#### Short exercise:
Copy out each line below exactly as it appears.
------------
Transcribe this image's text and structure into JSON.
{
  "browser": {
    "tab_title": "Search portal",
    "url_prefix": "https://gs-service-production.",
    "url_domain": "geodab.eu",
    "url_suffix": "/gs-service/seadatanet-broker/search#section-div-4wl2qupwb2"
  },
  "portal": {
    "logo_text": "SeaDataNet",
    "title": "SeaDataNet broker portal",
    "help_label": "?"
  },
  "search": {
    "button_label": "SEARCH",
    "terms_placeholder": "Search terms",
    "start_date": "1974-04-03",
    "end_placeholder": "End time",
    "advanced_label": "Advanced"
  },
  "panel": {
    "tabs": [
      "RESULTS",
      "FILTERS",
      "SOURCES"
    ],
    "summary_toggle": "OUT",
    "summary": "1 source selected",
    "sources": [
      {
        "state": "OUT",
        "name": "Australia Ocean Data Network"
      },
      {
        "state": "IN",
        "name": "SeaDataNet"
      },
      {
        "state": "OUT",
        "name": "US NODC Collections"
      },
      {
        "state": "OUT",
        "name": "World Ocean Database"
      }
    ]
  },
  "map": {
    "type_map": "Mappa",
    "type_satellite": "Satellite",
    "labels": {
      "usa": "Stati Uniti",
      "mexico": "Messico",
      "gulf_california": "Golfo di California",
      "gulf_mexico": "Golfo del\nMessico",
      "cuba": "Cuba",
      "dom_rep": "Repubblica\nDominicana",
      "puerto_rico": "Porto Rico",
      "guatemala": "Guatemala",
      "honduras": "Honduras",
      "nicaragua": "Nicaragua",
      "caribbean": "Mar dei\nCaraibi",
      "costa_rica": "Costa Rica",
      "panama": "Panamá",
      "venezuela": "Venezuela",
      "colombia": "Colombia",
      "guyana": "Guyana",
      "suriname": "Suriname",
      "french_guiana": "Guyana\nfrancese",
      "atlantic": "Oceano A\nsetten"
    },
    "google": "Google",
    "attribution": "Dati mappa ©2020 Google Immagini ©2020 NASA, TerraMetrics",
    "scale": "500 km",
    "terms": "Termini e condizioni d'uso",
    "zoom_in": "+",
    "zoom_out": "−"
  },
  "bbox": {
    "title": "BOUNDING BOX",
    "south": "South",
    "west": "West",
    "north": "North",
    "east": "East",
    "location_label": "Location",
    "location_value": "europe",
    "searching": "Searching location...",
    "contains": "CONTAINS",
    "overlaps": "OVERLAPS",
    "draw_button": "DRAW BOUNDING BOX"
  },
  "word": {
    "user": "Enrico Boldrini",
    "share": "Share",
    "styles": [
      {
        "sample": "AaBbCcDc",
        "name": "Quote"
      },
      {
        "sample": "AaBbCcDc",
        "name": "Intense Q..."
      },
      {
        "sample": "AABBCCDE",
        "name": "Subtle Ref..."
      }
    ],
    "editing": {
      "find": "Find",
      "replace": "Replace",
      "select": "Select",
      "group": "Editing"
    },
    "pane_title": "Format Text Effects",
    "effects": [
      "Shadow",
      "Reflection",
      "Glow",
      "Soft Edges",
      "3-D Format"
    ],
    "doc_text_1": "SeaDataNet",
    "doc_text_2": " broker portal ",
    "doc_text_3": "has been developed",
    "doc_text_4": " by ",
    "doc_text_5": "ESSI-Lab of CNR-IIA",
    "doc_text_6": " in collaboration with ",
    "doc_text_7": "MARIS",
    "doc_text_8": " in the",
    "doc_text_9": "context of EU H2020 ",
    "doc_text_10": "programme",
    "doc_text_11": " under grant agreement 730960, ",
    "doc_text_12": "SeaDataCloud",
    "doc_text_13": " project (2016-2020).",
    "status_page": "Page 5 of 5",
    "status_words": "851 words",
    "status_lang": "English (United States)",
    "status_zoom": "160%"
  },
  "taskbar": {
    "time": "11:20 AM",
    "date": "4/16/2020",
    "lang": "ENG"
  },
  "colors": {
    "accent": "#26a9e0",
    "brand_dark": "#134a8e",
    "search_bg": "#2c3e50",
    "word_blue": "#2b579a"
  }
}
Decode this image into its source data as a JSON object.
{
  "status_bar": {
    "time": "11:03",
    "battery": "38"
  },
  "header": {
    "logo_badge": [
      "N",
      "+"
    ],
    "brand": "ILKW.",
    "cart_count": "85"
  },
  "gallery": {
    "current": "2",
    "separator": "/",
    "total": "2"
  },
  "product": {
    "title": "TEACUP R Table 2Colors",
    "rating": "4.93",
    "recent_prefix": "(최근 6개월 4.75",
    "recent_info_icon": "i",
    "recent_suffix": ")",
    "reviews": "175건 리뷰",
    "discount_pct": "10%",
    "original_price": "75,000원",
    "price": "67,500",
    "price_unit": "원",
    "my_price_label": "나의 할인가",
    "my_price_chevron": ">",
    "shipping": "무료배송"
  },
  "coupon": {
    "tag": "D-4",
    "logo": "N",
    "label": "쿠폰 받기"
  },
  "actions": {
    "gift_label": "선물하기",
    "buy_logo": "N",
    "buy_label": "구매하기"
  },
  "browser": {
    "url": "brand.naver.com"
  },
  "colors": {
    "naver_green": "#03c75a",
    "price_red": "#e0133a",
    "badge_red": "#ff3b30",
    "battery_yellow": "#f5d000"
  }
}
------------
#### Response to this task:
Transcribe this image's text and structure into JSON.
{
  "browser": {
    "tab_title": "Search portal",
    "url_prefix": "https://gs-service-production.",
    "url_domain": "geodab.eu",
    "url_suffix": "/gs-service/seadatanet-broker/search#section-div-4wl2qupwb2"
  },
  "portal": {
    "logo_text": "SeaDataNet",
    "title": "SeaDataNet broker portal",
    "help_label": "?"
  },
  "search": {
    "button_label": "SEARCH",
    "terms_placeholder": "Search terms",
    "start_date": "1974-04-03",
    "end_placeholder": "End time",
    "advanced_label": "Advanced"
  },
  "panel": {
    "tabs": [
      "RESULTS",
      "FILTERS",
      "SOURCES"
    ],
    "summary_toggle": "OUT",
    "summary": "1 source selected",
    "sources": [
      {
        "state": "OUT",
        "name": "Australia Ocean Data Network"
      },
      {
        "state": "IN",
        "name": "SeaDataNet"
      },
      {
        "state": "OUT",
        "name": "US NODC Collections"
      },
      {
        "state": "OUT",
        "name": "World Ocean Database"
      }
    ]
  },
  "map": {
    "type_map": "Mappa",
    "type_satellite": "Satellite",
    "labels": {
      "usa": "Stati Uniti",
      "mexico": "Messico",
      "gulf_california": "Golfo di California",
      "gulf_mexico": "Golfo del\nMessico",
      "cuba": "Cuba",
      "dom_rep": "Repubblica\nDominicana",
      "puerto_rico": "Porto Rico",
      "guatemala": "Guatemala",
      "honduras": "Honduras",
      "nicaragua": "Nicaragua",
      "caribbean": "Mar dei\nCaraibi",
      "costa_rica": "Costa Rica",
      "panama": "Panamá",
      "venezuela": "Venezuela",
      "colombia": "Colombia",
      "guyana": "Guyana",
      "suriname": "Suriname",
      "french_guiana": "Guyana\nfrancese",
      "atlantic": "Oceano A\nsetten"
    },
    "google": "Google",
    "attribution": "Dati mappa ©2020 Google Immagini ©2020 NASA, TerraMetrics",
    "scale": "500 km",
    "terms": "Termini e condizioni d'uso",
    "zoom_in": "+",
    "zoom_out": "−"
  },
  "bbox": {
    "title": "BOUNDING BOX",
    "south": "South",
    "west": "West",
    "north": "North",
    "east": "East",
    "location_label": "Location",
    "location_value": "europe",
    "searching": "Searching location...",
    "contains": "CONTAINS",
    "overlaps": "OVERLAPS",
    "draw_button": "DRAW BOUNDING BOX"
  },
  "word": {
    "user": "Enrico Boldrini",
    "share": "Share",
    "styles": [
      {
        "sample": "AaBbCcDc",
        "name": "Quote"
      },
      {
        "sample": "AaBbCcDc",
        "name": "Intense Q..."
      },
      {
        "sample": "AABBCCDE",
        "name": "Subtle Ref..."
      }
    ],
    "editing": {
      "find": "Find",
      "replace": "Replace",
      "select": "Select",
      "group": "Editing"
    },
    "pane_title": "Format Text Effects",
    "effects": [
      "Shadow",
      "Reflection",
      "Glow",
      "Soft Edges",
      "3-D Format"
    ],
    "doc_text_1": "SeaDataNet",
    "doc_text_2": " broker portal ",
    "doc_text_3": "has been developed",
    "doc_text_4": " by ",
    "doc_text_5": "ESSI-Lab of CNR-IIA",
    "doc_text_6": " in collaboration with ",
    "doc_text_7": "MARIS",
    "doc_text_8": " in the",
    "doc_text_9": "context of EU H2020 ",
    "doc_text_10": "programme",
    "doc_text_11": " under grant agreement 730960, ",
    "doc_text_12": "SeaDataCloud",
    "doc_text_13": " project (2016-2020).",
    "status_page": "Page 5 of 5",
    "status_words": "851 words",
    "status_lang": "English (United States)",
    "status_zoom": "160%"
  },
  "taskbar": {
    "time": "11:20 AM",
    "date": "4/16/2020",
    "lang": "ENG"
  },
  "colors": {
    "accent": "#26a9e0",
    "brand_dark": "#134a8e",
    "search_bg": "#2c3e50",
    "word_blue": "#2b579a"
  }
}
Decode this image into its source data as a JSON object.
{
  "status_bar": {
    "time": "11:03",
    "battery": "38"
  },
  "header": {
    "logo_badge": [
      "N",
      "+"
    ],
    "brand": "ILKW.",
    "cart_count": "85"
  },
  "gallery": {
    "current": "2",
    "separator": "/",
    "total": "2"
  },
  "product": {
    "title": "TEACUP R Table 2Colors",
    "rating": "4.93",
    "recent_prefix": "(최근 6개월 4.75",
    "recent_info_icon": "i",
    "recent_suffix": ")",
    "reviews": "175건 리뷰",
    "discount_pct": "10%",
    "original_price": "75,000원",
    "price": "67,500",
    "price_unit": "원",
    "my_price_label": "나의 할인가",
    "my_price_chevron": ">",
    "shipping": "무료배송"
  },
  "coupon": {
    "tag": "D-4",
    "logo": "N",
    "label": "쿠폰 받기"
  },
  "actions": {
    "gift_label": "선물하기",
    "buy_logo": "N",
    "buy_label": "구매하기"
  },
  "browser": {
    "url": "brand.naver.com"
  },
  "colors": {
    "naver_green": "#03c75a",
    "price_red": "#e0133a",
    "badge_red": "#ff3b30",
    "battery_yellow": "#f5d000"
  }
}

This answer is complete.